SUPPLIED MATERIAL

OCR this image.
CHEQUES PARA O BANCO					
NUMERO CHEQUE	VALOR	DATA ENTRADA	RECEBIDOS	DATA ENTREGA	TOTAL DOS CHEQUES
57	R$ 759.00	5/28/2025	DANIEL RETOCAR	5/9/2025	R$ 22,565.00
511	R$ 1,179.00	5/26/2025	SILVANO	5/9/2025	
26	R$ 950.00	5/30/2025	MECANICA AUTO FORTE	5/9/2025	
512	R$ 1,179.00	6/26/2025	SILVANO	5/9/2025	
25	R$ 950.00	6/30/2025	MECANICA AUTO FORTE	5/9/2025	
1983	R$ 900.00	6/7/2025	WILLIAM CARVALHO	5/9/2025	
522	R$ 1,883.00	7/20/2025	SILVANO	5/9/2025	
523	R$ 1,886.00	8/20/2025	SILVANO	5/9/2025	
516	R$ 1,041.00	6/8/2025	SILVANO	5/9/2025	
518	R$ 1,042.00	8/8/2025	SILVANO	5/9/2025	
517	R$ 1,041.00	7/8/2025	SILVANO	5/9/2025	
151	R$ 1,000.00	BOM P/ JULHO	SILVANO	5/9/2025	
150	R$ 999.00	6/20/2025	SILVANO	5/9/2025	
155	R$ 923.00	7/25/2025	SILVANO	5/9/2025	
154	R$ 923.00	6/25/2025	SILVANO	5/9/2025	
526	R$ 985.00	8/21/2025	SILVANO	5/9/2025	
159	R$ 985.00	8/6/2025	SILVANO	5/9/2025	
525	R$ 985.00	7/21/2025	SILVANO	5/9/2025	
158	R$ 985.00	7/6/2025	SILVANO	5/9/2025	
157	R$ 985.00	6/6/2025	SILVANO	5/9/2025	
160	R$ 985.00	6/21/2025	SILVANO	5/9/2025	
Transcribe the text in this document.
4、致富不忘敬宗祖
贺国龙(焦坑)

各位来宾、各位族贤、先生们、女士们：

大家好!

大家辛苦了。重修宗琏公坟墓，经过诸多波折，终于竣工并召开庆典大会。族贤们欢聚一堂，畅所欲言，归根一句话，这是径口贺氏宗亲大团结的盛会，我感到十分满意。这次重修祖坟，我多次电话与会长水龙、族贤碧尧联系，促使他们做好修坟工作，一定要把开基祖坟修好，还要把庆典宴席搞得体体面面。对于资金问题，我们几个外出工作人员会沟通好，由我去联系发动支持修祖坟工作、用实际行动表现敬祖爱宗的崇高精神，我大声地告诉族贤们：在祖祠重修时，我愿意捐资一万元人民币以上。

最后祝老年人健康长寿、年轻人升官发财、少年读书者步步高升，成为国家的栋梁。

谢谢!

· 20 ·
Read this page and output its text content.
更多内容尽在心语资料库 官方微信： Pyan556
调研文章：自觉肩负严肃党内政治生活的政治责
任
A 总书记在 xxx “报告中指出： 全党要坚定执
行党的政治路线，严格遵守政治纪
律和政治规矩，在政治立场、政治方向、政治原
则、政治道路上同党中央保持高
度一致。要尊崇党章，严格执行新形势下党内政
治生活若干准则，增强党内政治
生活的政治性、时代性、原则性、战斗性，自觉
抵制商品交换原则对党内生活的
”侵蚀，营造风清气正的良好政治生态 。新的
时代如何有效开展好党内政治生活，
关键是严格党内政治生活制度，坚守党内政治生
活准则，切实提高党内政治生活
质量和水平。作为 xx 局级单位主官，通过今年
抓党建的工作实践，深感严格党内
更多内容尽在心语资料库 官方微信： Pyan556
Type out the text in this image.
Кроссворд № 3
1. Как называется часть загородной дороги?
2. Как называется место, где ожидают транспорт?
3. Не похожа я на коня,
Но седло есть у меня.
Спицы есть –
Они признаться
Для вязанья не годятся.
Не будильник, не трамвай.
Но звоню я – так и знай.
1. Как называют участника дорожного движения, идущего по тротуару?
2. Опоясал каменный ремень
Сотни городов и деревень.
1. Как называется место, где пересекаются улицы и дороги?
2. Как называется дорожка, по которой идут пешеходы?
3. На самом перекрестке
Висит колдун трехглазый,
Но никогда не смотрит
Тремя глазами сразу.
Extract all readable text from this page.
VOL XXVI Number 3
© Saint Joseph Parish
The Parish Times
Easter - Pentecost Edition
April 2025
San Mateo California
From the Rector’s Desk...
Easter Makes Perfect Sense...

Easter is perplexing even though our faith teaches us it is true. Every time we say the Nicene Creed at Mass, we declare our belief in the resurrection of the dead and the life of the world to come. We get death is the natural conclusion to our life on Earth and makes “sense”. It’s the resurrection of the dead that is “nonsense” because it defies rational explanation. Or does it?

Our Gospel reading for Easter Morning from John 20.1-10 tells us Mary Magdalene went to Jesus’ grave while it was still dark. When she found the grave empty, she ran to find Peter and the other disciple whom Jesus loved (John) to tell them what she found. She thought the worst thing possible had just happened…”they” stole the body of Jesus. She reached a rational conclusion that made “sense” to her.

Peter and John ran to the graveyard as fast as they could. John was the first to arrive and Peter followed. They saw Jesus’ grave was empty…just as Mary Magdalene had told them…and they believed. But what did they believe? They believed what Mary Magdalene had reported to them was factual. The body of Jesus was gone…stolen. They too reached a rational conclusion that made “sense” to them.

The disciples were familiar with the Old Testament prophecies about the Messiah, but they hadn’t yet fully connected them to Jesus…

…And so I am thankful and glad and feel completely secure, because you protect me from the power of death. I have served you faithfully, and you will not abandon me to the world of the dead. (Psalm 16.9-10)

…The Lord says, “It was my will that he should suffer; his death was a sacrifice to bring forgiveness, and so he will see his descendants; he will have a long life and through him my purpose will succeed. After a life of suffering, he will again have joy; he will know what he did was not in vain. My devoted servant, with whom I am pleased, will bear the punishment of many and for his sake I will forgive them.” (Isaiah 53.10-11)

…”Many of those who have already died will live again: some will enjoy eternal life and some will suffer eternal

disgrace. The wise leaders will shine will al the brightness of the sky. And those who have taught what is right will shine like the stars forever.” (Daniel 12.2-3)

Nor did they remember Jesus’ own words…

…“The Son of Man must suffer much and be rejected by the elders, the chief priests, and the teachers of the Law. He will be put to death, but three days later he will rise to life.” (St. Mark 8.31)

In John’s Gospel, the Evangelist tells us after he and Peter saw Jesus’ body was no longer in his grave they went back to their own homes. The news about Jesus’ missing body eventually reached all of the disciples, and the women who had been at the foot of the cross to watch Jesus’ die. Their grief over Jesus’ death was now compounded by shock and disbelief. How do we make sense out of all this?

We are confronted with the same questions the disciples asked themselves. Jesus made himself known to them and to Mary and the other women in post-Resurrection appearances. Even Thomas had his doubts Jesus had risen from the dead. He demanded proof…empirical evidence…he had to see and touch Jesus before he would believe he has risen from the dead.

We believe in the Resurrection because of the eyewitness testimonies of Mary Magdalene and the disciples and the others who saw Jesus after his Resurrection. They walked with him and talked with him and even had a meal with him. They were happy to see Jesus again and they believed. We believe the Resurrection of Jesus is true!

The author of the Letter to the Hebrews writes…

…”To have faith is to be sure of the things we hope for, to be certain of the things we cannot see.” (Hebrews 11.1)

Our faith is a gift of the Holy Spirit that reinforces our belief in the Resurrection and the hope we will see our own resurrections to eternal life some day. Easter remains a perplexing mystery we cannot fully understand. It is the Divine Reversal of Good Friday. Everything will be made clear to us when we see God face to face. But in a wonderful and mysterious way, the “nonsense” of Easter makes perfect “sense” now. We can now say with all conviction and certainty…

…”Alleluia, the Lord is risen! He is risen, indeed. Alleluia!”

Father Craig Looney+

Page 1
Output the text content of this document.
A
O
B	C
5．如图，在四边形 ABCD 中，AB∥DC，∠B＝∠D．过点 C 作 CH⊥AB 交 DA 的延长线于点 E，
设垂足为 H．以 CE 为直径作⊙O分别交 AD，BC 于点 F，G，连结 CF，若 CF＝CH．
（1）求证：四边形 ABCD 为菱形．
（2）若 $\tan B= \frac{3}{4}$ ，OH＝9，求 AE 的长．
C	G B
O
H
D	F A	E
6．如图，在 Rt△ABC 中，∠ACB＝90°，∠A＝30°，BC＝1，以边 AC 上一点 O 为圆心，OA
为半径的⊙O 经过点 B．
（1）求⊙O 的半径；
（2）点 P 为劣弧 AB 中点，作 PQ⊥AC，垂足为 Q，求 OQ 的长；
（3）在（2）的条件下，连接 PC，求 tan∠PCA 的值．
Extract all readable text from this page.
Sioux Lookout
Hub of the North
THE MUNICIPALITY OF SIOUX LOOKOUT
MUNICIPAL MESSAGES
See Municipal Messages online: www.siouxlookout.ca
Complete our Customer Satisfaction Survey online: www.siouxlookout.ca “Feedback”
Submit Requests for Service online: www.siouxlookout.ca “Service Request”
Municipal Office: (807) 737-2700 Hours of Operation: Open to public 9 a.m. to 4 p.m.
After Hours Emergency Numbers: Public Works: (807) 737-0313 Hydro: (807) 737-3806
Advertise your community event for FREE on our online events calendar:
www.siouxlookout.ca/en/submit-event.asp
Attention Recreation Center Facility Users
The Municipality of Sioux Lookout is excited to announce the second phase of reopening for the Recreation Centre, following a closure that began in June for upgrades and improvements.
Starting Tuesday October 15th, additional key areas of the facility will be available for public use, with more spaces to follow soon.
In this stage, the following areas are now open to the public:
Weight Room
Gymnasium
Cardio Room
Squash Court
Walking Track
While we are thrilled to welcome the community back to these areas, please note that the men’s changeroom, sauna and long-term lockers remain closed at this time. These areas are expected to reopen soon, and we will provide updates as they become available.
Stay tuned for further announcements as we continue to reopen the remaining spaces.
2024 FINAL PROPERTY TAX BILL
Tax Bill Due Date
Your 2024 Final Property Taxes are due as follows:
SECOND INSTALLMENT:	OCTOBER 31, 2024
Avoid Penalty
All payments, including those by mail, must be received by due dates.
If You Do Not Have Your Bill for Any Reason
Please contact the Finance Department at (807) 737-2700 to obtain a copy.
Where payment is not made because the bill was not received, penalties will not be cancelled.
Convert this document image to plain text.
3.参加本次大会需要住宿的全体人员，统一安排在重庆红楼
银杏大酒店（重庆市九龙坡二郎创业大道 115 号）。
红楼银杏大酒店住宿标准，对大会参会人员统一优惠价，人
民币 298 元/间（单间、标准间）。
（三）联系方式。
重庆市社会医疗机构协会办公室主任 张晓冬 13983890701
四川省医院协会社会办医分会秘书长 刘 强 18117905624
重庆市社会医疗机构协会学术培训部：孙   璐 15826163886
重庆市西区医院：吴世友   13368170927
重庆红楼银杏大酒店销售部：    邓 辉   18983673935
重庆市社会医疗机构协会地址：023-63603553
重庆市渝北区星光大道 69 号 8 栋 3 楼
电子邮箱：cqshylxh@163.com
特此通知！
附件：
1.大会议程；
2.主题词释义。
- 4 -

OBJECTIVE
Only a number is wanted: how many lines of the data above contain "again"?

WRITTEN ANSWER
3